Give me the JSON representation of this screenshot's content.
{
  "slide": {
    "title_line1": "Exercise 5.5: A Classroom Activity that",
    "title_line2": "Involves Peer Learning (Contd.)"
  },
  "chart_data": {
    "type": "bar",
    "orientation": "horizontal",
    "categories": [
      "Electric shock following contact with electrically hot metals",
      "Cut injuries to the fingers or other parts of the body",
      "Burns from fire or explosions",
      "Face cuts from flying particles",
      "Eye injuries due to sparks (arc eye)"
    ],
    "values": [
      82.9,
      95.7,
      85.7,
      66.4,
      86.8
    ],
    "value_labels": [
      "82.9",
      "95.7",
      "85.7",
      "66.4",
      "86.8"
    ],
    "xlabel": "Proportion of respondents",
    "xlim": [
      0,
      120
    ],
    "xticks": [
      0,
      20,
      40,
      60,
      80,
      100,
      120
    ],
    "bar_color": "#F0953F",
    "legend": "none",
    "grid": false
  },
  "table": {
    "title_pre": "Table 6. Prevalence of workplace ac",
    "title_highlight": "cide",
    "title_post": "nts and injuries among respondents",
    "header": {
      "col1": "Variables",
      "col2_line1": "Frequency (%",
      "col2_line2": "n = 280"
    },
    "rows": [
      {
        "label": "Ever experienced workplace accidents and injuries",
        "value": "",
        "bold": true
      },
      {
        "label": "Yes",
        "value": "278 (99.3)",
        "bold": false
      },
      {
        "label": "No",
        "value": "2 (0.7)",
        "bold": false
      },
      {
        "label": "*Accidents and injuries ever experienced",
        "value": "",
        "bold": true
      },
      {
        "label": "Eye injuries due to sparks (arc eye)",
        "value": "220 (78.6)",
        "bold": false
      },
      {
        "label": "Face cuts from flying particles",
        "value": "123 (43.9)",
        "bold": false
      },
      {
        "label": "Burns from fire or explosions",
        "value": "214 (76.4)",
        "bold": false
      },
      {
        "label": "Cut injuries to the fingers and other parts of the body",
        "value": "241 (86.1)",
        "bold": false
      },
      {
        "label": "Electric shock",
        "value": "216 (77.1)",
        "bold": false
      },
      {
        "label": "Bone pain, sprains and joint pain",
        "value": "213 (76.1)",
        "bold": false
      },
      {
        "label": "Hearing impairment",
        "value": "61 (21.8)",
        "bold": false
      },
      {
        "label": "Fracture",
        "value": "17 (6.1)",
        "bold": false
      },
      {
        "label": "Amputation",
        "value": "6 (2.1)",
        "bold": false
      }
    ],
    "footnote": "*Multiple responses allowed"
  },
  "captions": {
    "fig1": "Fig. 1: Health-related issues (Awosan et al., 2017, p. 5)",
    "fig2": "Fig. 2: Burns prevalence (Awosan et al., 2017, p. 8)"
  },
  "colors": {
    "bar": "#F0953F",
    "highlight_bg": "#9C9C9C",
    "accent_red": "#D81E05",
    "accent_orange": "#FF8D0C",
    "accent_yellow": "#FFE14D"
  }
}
☆ ☆ ☆ ☆ ☆
**GIVEN EXERCISE:** Give the entries once more, exactly as they appear.

**FULL SOLUTION:**
Give me the JSON representation of this screenshot's content.
{
  "slide": {
    "title_line1": "Exercise 5.5: A Classroom Activity that",
    "title_line2": "Involves Peer Learning (Contd.)"
  },
  "chart_data": {
    "type": "bar",
    "orientation": "horizontal",
    "categories": [
      "Electric shock following contact with electrically hot metals",
      "Cut injuries to the fingers or other parts of the body",
      "Burns from fire or explosions",
      "Face cuts from flying particles",
      "Eye injuries due to sparks (arc eye)"
    ],
    "values": [
      82.9,
      95.7,
      85.7,
      66.4,
      86.8
    ],
    "value_labels": [
      "82.9",
      "95.7",
      "85.7",
      "66.4",
      "86.8"
    ],
    "xlabel": "Proportion of respondents",
    "xlim": [
      0,
      120
    ],
    "xticks": [
      0,
      20,
      40,
      60,
      80,
      100,
      120
    ],
    "bar_color": "#F0953F",
    "legend": "none",
    "grid": false
  },
  "table": {
    "title_pre": "Table 6. Prevalence of workplace ac",
    "title_highlight": "cide",
    "title_post": "nts and injuries among respondents",
    "header": {
      "col1": "Variables",
      "col2_line1": "Frequency (%",
      "col2_line2": "n = 280"
    },
    "rows": [
      {
        "label": "Ever experienced workplace accidents and injuries",
        "value": "",
        "bold": true
      },
      {
        "label": "Yes",
        "value": "278 (99.3)",
        "bold": false
      },
      {
        "label": "No",
        "value": "2 (0.7)",
        "bold": false
      },
      {
        "label": "*Accidents and injuries ever experienced",
        "value": "",
        "bold": true
      },
      {
        "label": "Eye injuries due to sparks (arc eye)",
        "value": "220 (78.6)",
        "bold": false
      },
      {
        "label": "Face cuts from flying particles",
        "value": "123 (43.9)",
        "bold": false
      },
      {
        "label": "Burns from fire or explosions",
        "value": "214 (76.4)",
        "bold": false
      },
      {
        "label": "Cut injuries to the fingers and other parts of the body",
        "value": "241 (86.1)",
        "bold": false
      },
      {
        "label": "Electric shock",
        "value": "216 (77.1)",
        "bold": false
      },
      {
        "label": "Bone pain, sprains and joint pain",
        "value": "213 (76.1)",
        "bold": false
      },
      {
        "label": "Hearing impairment",
        "value": "61 (21.8)",
        "bold": false
      },
      {
        "label": "Fracture",
        "value": "17 (6.1)",
        "bold": false
      },
      {
        "label": "Amputation",
        "value": "6 (2.1)",
        "bold": false
      }
    ],
    "footnote": "*Multiple responses allowed"
  },
  "captions": {
    "fig1": "Fig. 1: Health-related issues (Awosan et al., 2017, p. 5)",
    "fig2": "Fig. 2: Burns prevalence (Awosan et al., 2017, p. 8)"
  },
  "colors": {
    "bar": "#F0953F",
    "highlight_bg": "#9C9C9C",
    "accent_red": "#D81E05",
    "accent_orange": "#FF8D0C",
    "accent_yellow": "#FFE14D"
  }
}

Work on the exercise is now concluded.